*Stated task*. Make an exact copy of the entries below with the pictures removed.

*Supplied material*.
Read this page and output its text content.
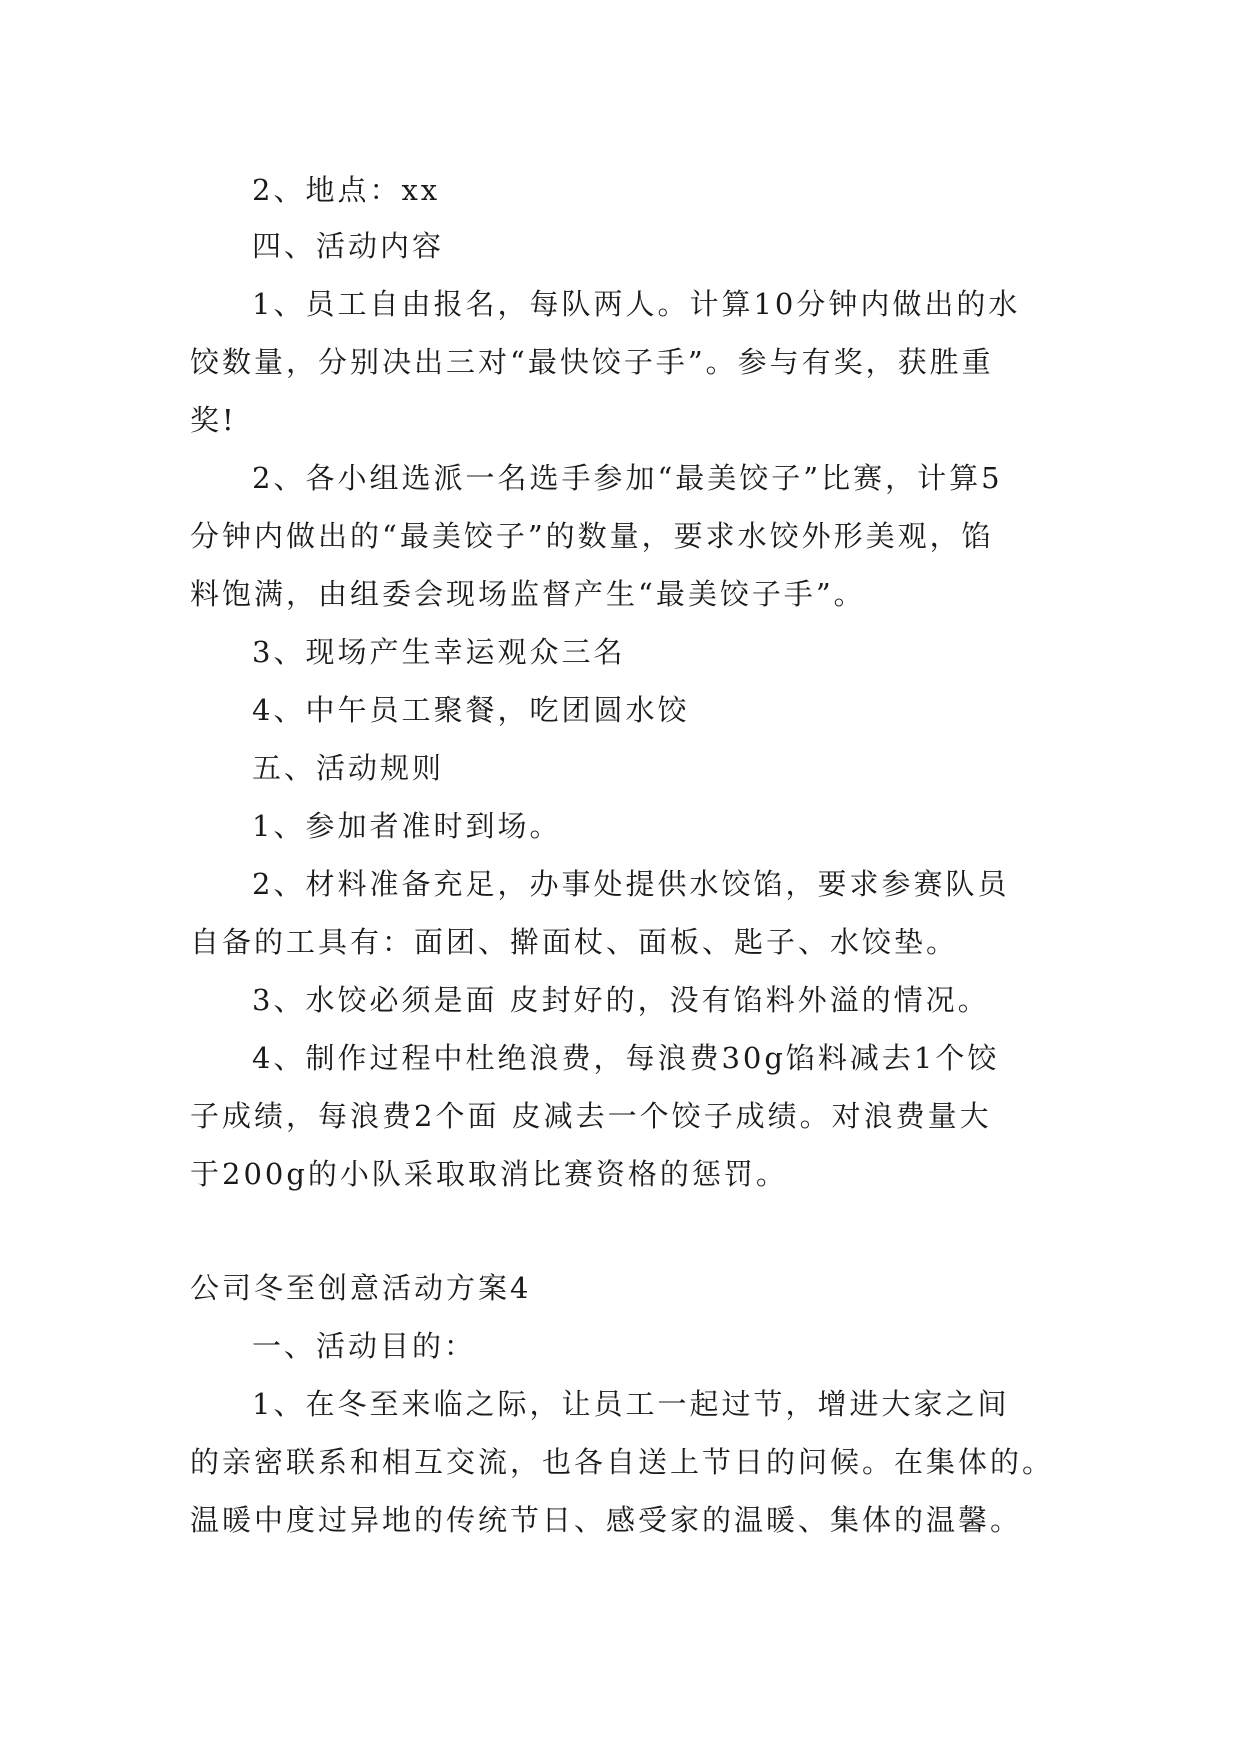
2、地点：xx
四、活动内容
1、员工自由报名，每队两人。计算10分钟内做出的水
饺数量，分别决出三对“最快饺子手”。参与有奖，获胜重
奖!
2、各小组选派一名选手参加“最美饺子”比赛，计算5
分钟内做出的“最美饺子”的数量，要求水饺外形美观，馅
料饱满，由组委会现场监督产生“最美饺子手”。
3、现场产生幸运观众三名
4、中午员工聚餐，吃团圆水饺
五、活动规则
1、参加者准时到场。
2、材料准备充足，办事处提供水饺馅，要求参赛队员
自备的工具有：面团、擀面杖、面板、匙子、水饺垫。
3、水饺必须是面 皮封好的，没有馅料外溢的情况。
4、制作过程中杜绝浪费，每浪费30g馅料减去1个饺
子成绩，每浪费2个面 皮减去一个饺子成绩。对浪费量大
于200g的小队采取取消比赛资格的惩罚。
公司冬至创意活动方案4
一、活动目的：
1、在冬至来临之际，让员工一起过节，增进大家之间
的亲密联系和相互交流，也各自送上节日的问候。在集体的。
温暖中度过异地的传统节日、感受家的温暖、集体的温馨。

*Output of the task*.
Read this page and output its text content.
2、地点：xx
四、活动内容
1、员工自由报名，每队两人。计算10分钟内做出的水
饺数量，分别决出三对“最快饺子手”。参与有奖，获胜重
奖!
2、各小组选派一名选手参加“最美饺子”比赛，计算5
分钟内做出的“最美饺子”的数量，要求水饺外形美观，馅
料饱满，由组委会现场监督产生“最美饺子手”。
3、现场产生幸运观众三名
4、中午员工聚餐，吃团圆水饺
五、活动规则
1、参加者准时到场。
2、材料准备充足，办事处提供水饺馅，要求参赛队员
自备的工具有：面团、擀面杖、面板、匙子、水饺垫。
3、水饺必须是面 皮封好的，没有馅料外溢的情况。
4、制作过程中杜绝浪费，每浪费30g馅料减去1个饺
子成绩，每浪费2个面 皮减去一个饺子成绩。对浪费量大
于200g的小队采取取消比赛资格的惩罚。
公司冬至创意活动方案4
一、活动目的：
1、在冬至来临之际，让员工一起过节，增进大家之间
的亲密联系和相互交流，也各自送上节日的问候。在集体的。
温暖中度过异地的传统节日、感受家的温暖、集体的温馨。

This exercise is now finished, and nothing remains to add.